* **Exercise description**
State only the number of lines in the entries below that contain the word "element".

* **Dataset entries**

+--

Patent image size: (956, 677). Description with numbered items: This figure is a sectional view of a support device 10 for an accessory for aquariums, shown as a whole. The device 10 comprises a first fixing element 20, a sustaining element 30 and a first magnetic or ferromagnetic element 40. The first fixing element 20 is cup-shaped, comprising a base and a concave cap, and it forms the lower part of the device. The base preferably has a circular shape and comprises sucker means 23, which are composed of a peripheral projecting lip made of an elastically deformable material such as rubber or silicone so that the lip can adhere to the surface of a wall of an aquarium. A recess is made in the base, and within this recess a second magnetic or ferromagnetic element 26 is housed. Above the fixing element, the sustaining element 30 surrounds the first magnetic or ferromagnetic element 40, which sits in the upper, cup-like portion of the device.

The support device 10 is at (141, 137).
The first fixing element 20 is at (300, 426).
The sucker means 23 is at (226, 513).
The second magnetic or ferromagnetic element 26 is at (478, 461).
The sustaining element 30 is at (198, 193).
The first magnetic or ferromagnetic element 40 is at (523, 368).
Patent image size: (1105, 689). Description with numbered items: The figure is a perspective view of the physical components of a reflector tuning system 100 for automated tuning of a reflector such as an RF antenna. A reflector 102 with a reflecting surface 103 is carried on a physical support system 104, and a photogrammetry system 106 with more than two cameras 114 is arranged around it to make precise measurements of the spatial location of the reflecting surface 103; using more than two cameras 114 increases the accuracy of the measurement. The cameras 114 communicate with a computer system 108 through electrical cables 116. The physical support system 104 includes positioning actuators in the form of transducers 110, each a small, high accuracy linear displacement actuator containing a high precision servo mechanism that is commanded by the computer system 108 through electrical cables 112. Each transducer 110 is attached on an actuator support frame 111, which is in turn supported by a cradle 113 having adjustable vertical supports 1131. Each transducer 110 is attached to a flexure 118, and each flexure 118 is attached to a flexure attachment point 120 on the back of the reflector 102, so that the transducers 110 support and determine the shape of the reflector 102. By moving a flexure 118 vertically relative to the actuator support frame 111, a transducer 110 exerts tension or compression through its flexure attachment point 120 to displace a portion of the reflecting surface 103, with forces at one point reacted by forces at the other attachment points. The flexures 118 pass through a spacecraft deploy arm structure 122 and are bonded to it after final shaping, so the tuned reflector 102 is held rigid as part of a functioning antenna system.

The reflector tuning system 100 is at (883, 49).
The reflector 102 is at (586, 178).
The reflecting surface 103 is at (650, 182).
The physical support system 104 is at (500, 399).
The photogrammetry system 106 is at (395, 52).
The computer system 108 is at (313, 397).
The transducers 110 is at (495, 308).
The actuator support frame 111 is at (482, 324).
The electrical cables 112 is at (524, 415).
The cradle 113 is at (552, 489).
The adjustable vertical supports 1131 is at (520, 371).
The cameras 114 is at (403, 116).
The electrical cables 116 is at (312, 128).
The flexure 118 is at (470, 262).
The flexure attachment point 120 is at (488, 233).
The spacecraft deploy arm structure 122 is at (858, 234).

+--

* **Result for this exercise**
5